[start Task inputs]

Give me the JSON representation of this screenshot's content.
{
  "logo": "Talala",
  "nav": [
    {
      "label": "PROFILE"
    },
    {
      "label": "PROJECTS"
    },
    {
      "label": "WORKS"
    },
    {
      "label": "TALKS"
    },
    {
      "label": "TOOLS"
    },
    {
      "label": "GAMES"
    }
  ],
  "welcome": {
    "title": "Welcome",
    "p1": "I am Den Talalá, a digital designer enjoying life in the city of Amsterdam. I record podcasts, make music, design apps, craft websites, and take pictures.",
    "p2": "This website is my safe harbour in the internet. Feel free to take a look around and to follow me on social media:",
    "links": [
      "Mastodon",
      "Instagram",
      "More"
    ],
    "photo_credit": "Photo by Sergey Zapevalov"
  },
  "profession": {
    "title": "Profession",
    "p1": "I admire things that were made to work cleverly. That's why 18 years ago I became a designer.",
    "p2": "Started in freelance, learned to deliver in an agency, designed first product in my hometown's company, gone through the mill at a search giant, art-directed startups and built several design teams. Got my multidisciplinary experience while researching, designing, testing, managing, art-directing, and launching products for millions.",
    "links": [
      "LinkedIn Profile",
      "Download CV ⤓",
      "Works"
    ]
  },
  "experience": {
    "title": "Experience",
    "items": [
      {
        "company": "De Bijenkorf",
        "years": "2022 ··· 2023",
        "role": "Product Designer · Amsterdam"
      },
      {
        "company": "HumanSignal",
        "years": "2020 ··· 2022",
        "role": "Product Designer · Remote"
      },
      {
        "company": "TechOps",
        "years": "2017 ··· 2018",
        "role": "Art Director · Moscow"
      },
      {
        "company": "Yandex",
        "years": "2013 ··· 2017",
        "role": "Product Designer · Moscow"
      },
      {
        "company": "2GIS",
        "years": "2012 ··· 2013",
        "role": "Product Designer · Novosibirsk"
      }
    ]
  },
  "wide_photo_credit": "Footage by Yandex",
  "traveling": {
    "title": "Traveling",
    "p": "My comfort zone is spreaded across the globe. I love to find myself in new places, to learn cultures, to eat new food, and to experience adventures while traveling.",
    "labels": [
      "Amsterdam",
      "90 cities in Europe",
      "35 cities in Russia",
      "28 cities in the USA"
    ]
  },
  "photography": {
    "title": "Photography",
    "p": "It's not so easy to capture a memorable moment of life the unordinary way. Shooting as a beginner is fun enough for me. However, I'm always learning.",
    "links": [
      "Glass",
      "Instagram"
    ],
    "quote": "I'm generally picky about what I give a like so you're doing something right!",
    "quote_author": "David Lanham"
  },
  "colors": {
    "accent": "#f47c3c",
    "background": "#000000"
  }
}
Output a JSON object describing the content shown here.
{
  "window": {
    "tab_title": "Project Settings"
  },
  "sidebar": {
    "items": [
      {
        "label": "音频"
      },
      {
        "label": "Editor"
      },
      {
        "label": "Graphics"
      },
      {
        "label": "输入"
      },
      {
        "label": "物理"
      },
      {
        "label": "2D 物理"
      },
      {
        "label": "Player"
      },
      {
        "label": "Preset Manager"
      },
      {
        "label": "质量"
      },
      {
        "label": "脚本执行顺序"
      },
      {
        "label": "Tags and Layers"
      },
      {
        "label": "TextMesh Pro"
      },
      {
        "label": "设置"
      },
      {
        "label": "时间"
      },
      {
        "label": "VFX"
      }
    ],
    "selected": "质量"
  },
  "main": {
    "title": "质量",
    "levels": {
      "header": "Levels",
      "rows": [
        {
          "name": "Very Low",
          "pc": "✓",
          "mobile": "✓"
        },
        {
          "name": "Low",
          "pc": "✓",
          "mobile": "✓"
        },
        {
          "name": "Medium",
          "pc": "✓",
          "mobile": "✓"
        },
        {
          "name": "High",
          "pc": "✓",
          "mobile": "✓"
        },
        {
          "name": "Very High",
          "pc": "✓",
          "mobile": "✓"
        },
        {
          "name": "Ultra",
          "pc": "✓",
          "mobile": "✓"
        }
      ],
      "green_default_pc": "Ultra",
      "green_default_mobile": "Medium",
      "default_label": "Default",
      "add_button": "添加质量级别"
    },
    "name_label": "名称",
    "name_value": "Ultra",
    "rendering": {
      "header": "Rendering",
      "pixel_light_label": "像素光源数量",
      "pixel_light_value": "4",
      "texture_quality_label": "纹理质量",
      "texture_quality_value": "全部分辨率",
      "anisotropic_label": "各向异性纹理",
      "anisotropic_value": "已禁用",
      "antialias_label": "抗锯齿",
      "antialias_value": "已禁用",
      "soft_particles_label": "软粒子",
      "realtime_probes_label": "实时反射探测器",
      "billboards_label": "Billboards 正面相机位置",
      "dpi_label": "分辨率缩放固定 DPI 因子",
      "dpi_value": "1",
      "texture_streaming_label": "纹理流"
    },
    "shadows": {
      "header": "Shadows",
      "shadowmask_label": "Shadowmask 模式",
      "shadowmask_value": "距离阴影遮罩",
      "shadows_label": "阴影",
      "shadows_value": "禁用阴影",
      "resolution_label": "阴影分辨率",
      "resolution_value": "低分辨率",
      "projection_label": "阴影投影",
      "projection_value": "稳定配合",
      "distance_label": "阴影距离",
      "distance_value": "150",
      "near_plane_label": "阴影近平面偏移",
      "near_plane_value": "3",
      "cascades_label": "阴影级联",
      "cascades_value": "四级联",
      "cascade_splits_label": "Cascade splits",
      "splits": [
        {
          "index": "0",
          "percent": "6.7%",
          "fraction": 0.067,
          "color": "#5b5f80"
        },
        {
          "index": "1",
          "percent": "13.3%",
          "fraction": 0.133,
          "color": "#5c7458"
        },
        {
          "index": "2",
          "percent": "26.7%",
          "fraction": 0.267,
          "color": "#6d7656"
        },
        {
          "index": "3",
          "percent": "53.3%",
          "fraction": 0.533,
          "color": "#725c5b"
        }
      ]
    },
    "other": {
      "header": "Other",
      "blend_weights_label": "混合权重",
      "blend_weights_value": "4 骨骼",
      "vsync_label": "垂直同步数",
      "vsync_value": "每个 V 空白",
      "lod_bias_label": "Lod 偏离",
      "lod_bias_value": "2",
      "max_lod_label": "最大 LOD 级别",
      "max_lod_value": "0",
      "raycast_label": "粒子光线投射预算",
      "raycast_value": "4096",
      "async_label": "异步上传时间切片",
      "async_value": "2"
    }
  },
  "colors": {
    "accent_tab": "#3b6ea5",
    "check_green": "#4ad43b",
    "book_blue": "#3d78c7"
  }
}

[end Task inputs]

What you have to do.
Please reproduce each record precisely as written.

Solution to the exercise.
Give me the JSON representation of this screenshot's content.
{
  "logo": "Talala",
  "nav": [
    {
      "label": "PROFILE"
    },
    {
      "label": "PROJECTS"
    },
    {
      "label": "WORKS"
    },
    {
      "label": "TALKS"
    },
    {
      "label": "TOOLS"
    },
    {
      "label": "GAMES"
    }
  ],
  "welcome": {
    "title": "Welcome",
    "p1": "I am Den Talalá, a digital designer enjoying life in the city of Amsterdam. I record podcasts, make music, design apps, craft websites, and take pictures.",
    "p2": "This website is my safe harbour in the internet. Feel free to take a look around and to follow me on social media:",
    "links": [
      "Mastodon",
      "Instagram",
      "More"
    ],
    "photo_credit": "Photo by Sergey Zapevalov"
  },
  "profession": {
    "title": "Profession",
    "p1": "I admire things that were made to work cleverly. That's why 18 years ago I became a designer.",
    "p2": "Started in freelance, learned to deliver in an agency, designed first product in my hometown's company, gone through the mill at a search giant, art-directed startups and built several design teams. Got my multidisciplinary experience while researching, designing, testing, managing, art-directing, and launching products for millions.",
    "links": [
      "LinkedIn Profile",
      "Download CV ⤓",
      "Works"
    ]
  },
  "experience": {
    "title": "Experience",
    "items": [
      {
        "company": "De Bijenkorf",
        "years": "2022 ··· 2023",
        "role": "Product Designer · Amsterdam"
      },
      {
        "company": "HumanSignal",
        "years": "2020 ··· 2022",
        "role": "Product Designer · Remote"
      },
      {
        "company": "TechOps",
        "years": "2017 ··· 2018",
        "role": "Art Director · Moscow"
      },
      {
        "company": "Yandex",
        "years": "2013 ··· 2017",
        "role": "Product Designer · Moscow"
      },
      {
        "company": "2GIS",
        "years": "2012 ··· 2013",
        "role": "Product Designer · Novosibirsk"
      }
    ]
  },
  "wide_photo_credit": "Footage by Yandex",
  "traveling": {
    "title": "Traveling",
    "p": "My comfort zone is spreaded across the globe. I love to find myself in new places, to learn cultures, to eat new food, and to experience adventures while traveling.",
    "labels": [
      "Amsterdam",
      "90 cities in Europe",
      "35 cities in Russia",
      "28 cities in the USA"
    ]
  },
  "photography": {
    "title": "Photography",
    "p": "It's not so easy to capture a memorable moment of life the unordinary way. Shooting as a beginner is fun enough for me. However, I'm always learning.",
    "links": [
      "Glass",
      "Instagram"
    ],
    "quote": "I'm generally picky about what I give a like so you're doing something right!",
    "quote_author": "David Lanham"
  },
  "colors": {
    "accent": "#f47c3c",
    "background": "#000000"
  }
}
Output a JSON object describing the content shown here.
{
  "window": {
    "tab_title": "Project Settings"
  },
  "sidebar": {
    "items": [
      {
        "label": "音频"
      },
      {
        "label": "Editor"
      },
      {
        "label": "Graphics"
      },
      {
        "label": "输入"
      },
      {
        "label": "物理"
      },
      {
        "label": "2D 物理"
      },
      {
        "label": "Player"
      },
      {
        "label": "Preset Manager"
      },
      {
        "label": "质量"
      },
      {
        "label": "脚本执行顺序"
      },
      {
        "label": "Tags and Layers"
      },
      {
        "label": "TextMesh Pro"
      },
      {
        "label": "设置"
      },
      {
        "label": "时间"
      },
      {
        "label": "VFX"
      }
    ],
    "selected": "质量"
  },
  "main": {
    "title": "质量",
    "levels": {
      "header": "Levels",
      "rows": [
        {
          "name": "Very Low",
          "pc": "✓",
          "mobile": "✓"
        },
        {
          "name": "Low",
          "pc": "✓",
          "mobile": "✓"
        },
        {
          "name": "Medium",
          "pc": "✓",
          "mobile": "✓"
        },
        {
          "name": "High",
          "pc": "✓",
          "mobile": "✓"
        },
        {
          "name": "Very High",
          "pc": "✓",
          "mobile": "✓"
        },
        {
          "name": "Ultra",
          "pc": "✓",
          "mobile": "✓"
        }
      ],
      "green_default_pc": "Ultra",
      "green_default_mobile": "Medium",
      "default_label": "Default",
      "add_button": "添加质量级别"
    },
    "name_label": "名称",
    "name_value": "Ultra",
    "rendering": {
      "header": "Rendering",
      "pixel_light_label": "像素光源数量",
      "pixel_light_value": "4",
      "texture_quality_label": "纹理质量",
      "texture_quality_value": "全部分辨率",
      "anisotropic_label": "各向异性纹理",
      "anisotropic_value": "已禁用",
      "antialias_label": "抗锯齿",
      "antialias_value": "已禁用",
      "soft_particles_label": "软粒子",
      "realtime_probes_label": "实时反射探测器",
      "billboards_label": "Billboards 正面相机位置",
      "dpi_label": "分辨率缩放固定 DPI 因子",
      "dpi_value": "1",
      "texture_streaming_label": "纹理流"
    },
    "shadows": {
      "header": "Shadows",
      "shadowmask_label": "Shadowmask 模式",
      "shadowmask_value": "距离阴影遮罩",
      "shadows_label": "阴影",
      "shadows_value": "禁用阴影",
      "resolution_label": "阴影分辨率",
      "resolution_value": "低分辨率",
      "projection_label": "阴影投影",
      "projection_value": "稳定配合",
      "distance_label": "阴影距离",
      "distance_value": "150",
      "near_plane_label": "阴影近平面偏移",
      "near_plane_value": "3",
      "cascades_label": "阴影级联",
      "cascades_value": "四级联",
      "cascade_splits_label": "Cascade splits",
      "splits": [
        {
          "index": "0",
          "percent": "6.7%",
          "fraction": 0.067,
          "color": "#5b5f80"
        },
        {
          "index": "1",
          "percent": "13.3%",
          "fraction": 0.133,
          "color": "#5c7458"
        },
        {
          "index": "2",
          "percent": "26.7%",
          "fraction": 0.267,
          "color": "#6d7656"
        },
        {
          "index": "3",
          "percent": "53.3%",
          "fraction": 0.533,
          "color": "#725c5b"
        }
      ]
    },
    "other": {
      "header": "Other",
      "blend_weights_label": "混合权重",
      "blend_weights_value": "4 骨骼",
      "vsync_label": "垂直同步数",
      "vsync_value": "每个 V 空白",
      "lod_bias_label": "Lod 偏离",
      "lod_bias_value": "2",
      "max_lod_label": "最大 LOD 级别",
      "max_lod_value": "0",
      "raycast_label": "粒子光线投射预算",
      "raycast_value": "4096",
      "async_label": "异步上传时间切片",
      "async_value": "2"
    }
  },
  "colors": {
    "accent_tab": "#3b6ea5",
    "check_green": "#4ad43b",
    "book_blue": "#3d78c7"
  }
}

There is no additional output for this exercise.